Stated exercise ▸ Restate the whole listing exactly.
══ Given entries ══
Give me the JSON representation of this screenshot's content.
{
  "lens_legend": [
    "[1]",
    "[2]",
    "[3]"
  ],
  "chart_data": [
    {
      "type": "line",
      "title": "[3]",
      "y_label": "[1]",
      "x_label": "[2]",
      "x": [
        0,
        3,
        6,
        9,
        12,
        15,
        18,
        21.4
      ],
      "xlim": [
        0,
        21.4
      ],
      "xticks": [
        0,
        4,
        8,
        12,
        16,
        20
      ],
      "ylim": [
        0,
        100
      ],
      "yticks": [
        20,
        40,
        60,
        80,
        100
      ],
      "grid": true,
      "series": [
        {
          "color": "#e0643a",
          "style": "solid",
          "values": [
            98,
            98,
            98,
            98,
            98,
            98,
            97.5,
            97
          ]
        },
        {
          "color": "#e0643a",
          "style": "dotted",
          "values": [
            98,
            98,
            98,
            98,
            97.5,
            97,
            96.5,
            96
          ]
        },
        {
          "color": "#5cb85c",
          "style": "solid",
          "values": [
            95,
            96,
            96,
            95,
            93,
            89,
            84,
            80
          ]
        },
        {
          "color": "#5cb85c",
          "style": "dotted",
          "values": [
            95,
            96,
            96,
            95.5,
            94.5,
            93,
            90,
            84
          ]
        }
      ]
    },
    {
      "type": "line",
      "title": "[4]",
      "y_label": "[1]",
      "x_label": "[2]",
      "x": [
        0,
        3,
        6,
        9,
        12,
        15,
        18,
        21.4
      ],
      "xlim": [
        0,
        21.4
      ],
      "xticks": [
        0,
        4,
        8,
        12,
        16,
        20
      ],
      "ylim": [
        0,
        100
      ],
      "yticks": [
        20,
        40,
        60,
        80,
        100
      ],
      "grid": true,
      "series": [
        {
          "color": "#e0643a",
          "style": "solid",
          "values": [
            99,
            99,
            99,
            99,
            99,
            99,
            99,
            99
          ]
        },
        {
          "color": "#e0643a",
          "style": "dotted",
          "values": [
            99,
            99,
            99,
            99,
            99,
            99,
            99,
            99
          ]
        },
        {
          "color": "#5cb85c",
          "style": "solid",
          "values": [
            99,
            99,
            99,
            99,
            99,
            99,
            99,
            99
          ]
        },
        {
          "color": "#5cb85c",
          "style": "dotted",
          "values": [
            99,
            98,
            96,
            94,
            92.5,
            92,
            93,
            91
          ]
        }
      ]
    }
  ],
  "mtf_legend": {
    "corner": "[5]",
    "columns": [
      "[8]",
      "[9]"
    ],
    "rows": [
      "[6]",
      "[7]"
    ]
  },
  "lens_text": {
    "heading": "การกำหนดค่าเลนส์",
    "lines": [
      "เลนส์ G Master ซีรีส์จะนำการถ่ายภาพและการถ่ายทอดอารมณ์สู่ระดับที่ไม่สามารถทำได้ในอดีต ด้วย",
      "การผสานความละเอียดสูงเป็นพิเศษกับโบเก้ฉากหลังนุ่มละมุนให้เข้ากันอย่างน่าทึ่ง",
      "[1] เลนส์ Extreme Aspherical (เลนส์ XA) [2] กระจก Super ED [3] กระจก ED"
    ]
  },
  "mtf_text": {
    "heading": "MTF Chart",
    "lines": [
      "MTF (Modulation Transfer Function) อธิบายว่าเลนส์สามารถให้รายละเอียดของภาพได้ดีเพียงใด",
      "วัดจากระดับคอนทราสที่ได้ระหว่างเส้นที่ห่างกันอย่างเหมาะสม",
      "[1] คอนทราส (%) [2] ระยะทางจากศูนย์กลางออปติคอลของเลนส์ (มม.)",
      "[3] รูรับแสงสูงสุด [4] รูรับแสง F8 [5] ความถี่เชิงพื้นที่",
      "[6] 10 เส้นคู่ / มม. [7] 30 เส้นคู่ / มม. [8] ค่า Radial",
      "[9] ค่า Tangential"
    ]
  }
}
═══
Full solution ▸
Give me the JSON representation of this screenshot's content.
{
  "lens_legend": [
    "[1]",
    "[2]",
    "[3]"
  ],
  "chart_data": [
    {
      "type": "line",
      "title": "[3]",
      "y_label": "[1]",
      "x_label": "[2]",
      "x": [
        0,
        3,
        6,
        9,
        12,
        15,
        18,
        21.4
      ],
      "xlim": [
        0,
        21.4
      ],
      "xticks": [
        0,
        4,
        8,
        12,
        16,
        20
      ],
      "ylim": [
        0,
        100
      ],
      "yticks": [
        20,
        40,
        60,
        80,
        100
      ],
      "grid": true,
      "series": [
        {
          "color": "#e0643a",
          "style": "solid",
          "values": [
            98,
            98,
            98,
            98,
            98,
            98,
            97.5,
            97
          ]
        },
        {
          "color": "#e0643a",
          "style": "dotted",
          "values": [
            98,
            98,
            98,
            98,
            97.5,
            97,
            96.5,
            96
          ]
        },
        {
          "color": "#5cb85c",
          "style": "solid",
          "values": [
            95,
            96,
            96,
            95,
            93,
            89,
            84,
            80
          ]
        },
        {
          "color": "#5cb85c",
          "style": "dotted",
          "values": [
            95,
            96,
            96,
            95.5,
            94.5,
            93,
            90,
            84
          ]
        }
      ]
    },
    {
      "type": "line",
      "title": "[4]",
      "y_label": "[1]",
      "x_label": "[2]",
      "x": [
        0,
        3,
        6,
        9,
        12,
        15,
        18,
        21.4
      ],
      "xlim": [
        0,
        21.4
      ],
      "xticks": [
        0,
        4,
        8,
        12,
        16,
        20
      ],
      "ylim": [
        0,
        100
      ],
      "yticks": [
        20,
        40,
        60,
        80,
        100
      ],
      "grid": true,
      "series": [
        {
          "color": "#e0643a",
          "style": "solid",
          "values": [
            99,
            99,
            99,
            99,
            99,
            99,
            99,
            99
          ]
        },
        {
          "color": "#e0643a",
          "style": "dotted",
          "values": [
            99,
            99,
            99,
            99,
            99,
            99,
            99,
            99
          ]
        },
        {
          "color": "#5cb85c",
          "style": "solid",
          "values": [
            99,
            99,
            99,
            99,
            99,
            99,
            99,
            99
          ]
        },
        {
          "color": "#5cb85c",
          "style": "dotted",
          "values": [
            99,
            98,
            96,
            94,
            92.5,
            92,
            93,
            91
          ]
        }
      ]
    }
  ],
  "mtf_legend": {
    "corner": "[5]",
    "columns": [
      "[8]",
      "[9]"
    ],
    "rows": [
      "[6]",
      "[7]"
    ]
  },
  "lens_text": {
    "heading": "การกำหนดค่าเลนส์",
    "lines": [
      "เลนส์ G Master ซีรีส์จะนำการถ่ายภาพและการถ่ายทอดอารมณ์สู่ระดับที่ไม่สามารถทำได้ในอดีต ด้วย",
      "การผสานความละเอียดสูงเป็นพิเศษกับโบเก้ฉากหลังนุ่มละมุนให้เข้ากันอย่างน่าทึ่ง",
      "[1] เลนส์ Extreme Aspherical (เลนส์ XA) [2] กระจก Super ED [3] กระจก ED"
    ]
  },
  "mtf_text": {
    "heading": "MTF Chart",
    "lines": [
      "MTF (Modulation Transfer Function) อธิบายว่าเลนส์สามารถให้รายละเอียดของภาพได้ดีเพียงใด",
      "วัดจากระดับคอนทราสที่ได้ระหว่างเส้นที่ห่างกันอย่างเหมาะสม",
      "[1] คอนทราส (%) [2] ระยะทางจากศูนย์กลางออปติคอลของเลนส์ (มม.)",
      "[3] รูรับแสงสูงสุด [4] รูรับแสง F8 [5] ความถี่เชิงพื้นที่",
      "[6] 10 เส้นคู่ / มม. [7] 30 เส้นคู่ / มม. [8] ค่า Radial",
      "[9] ค่า Tangential"
    ]
  }
}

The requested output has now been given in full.